EXERCISE:
Tell how many lines in the data below hold the string "Poached"; give nothing but the number.

— start LISTED ENTRIES —

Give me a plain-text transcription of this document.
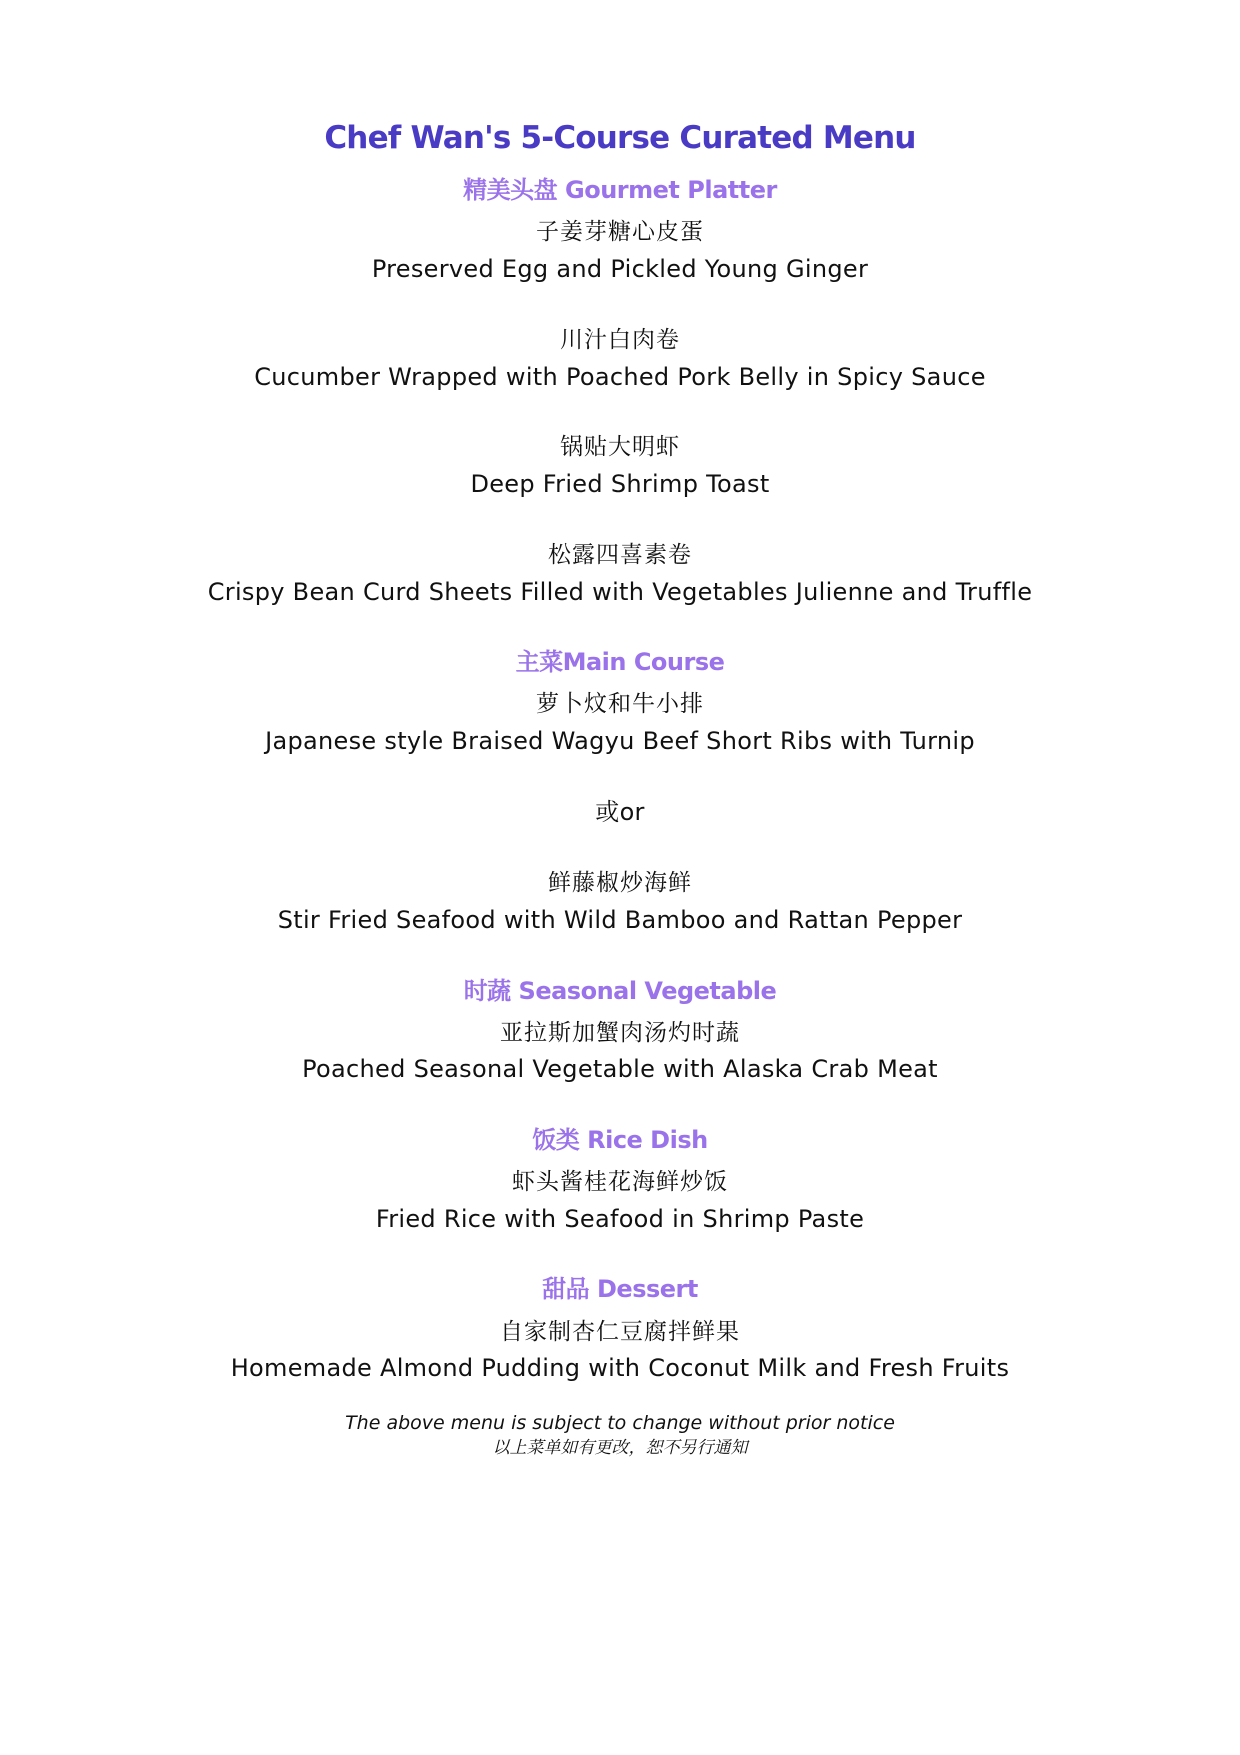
Chef Wan's 5-Course Curated Menu
精美头盘 Gourmet Platter
子姜芽糖心皮蛋
Preserved Egg and Pickled Young Ginger
川汁白肉卷
Cucumber Wrapped with Poached Pork Belly in Spicy Sauce
锅贴大明虾
Deep Fried Shrimp Toast
松露四喜素卷
Crispy Bean Curd Sheets Filled with Vegetables Julienne and Truffle
主菜Main Course
萝卜炆和牛小排
Japanese style Braised Wagyu Beef Short Ribs with Turnip
或or
鲜藤椒炒海鲜
Stir Fried Seafood with Wild Bamboo and Rattan Pepper
时蔬 Seasonal Vegetable
亚拉斯加蟹肉汤灼时蔬
Poached Seasonal Vegetable with Alaska Crab Meat
饭类 Rice Dish
虾头酱桂花海鲜炒饭
Fried Rice with Seafood in Shrimp Paste
甜品 Dessert
自家制杏仁豆腐拌鲜果
Homemade Almond Pudding with Coconut Milk and Fresh Fruits
The above menu is subject to change without prior notice
以上菜单如有更改，恕不另行通知
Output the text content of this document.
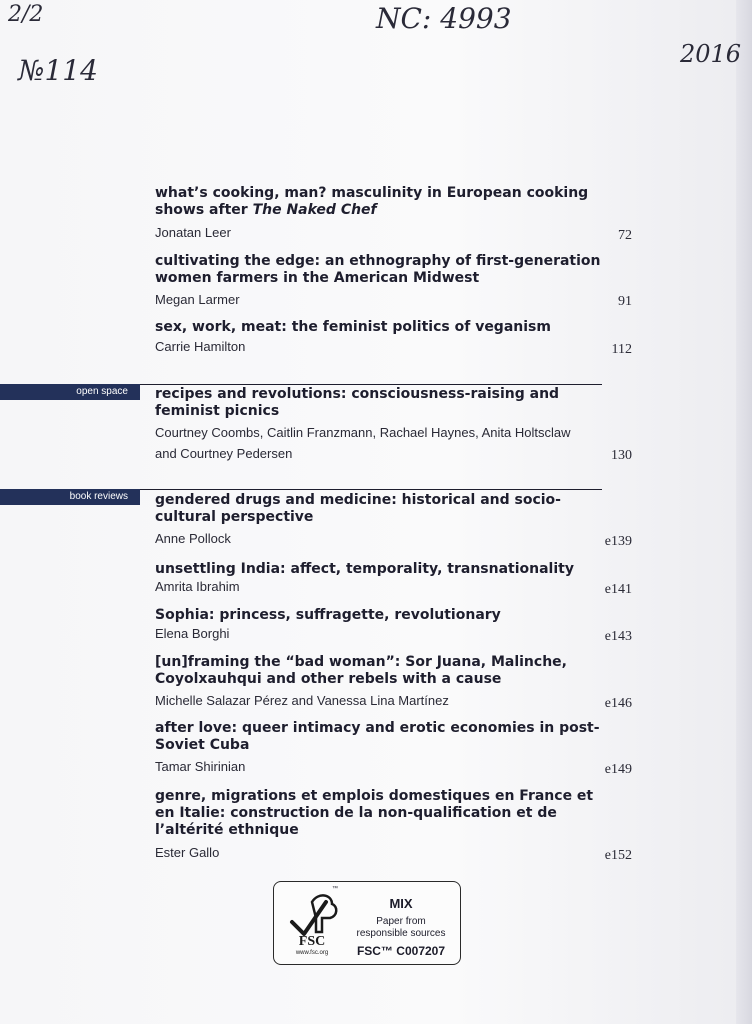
2/2
№114
NC: 4993
2016
what’s cooking, man? masculinity in European cooking shows after The Naked Chef
Jonatan Leer	72
cultivating the edge: an ethnography of first-generation women farmers in the American Midwest
Megan Larmer	91
sex, work, meat: the feminist politics of veganism
Carrie Hamilton	112
open space	recipes and revolutions: consciousness-raising and feminist picnics
Courtney Coombs, Caitlin Franzmann, Rachael Haynes, Anita Holtsclaw and Courtney Pedersen	130
book reviews	gendered drugs and medicine: historical and socio-cultural perspective
Anne Pollock	e139
unsettling India: affect, temporality, transnationality
Amrita Ibrahim	e141
Sophia: princess, suffragette, revolutionary
Elena Borghi	e143
[un]framing the “bad woman”: Sor Juana, Malinche, Coyolxauhqui and other rebels with a cause
Michelle Salazar Pérez and Vanessa Lina Martínez	e146
after love: queer intimacy and erotic economies in post-Soviet Cuba
Tamar Shirinian	e149
genre, migrations et emplois domestiques en France et en Italie: construction de la non-qualification et de l’altérité ethnique
Ester Gallo	e152
™
FSC
www.fsc.org
MIX
Paper from
responsible sources
FSC™ C007207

— end LISTED ENTRIES —

RESULT:
2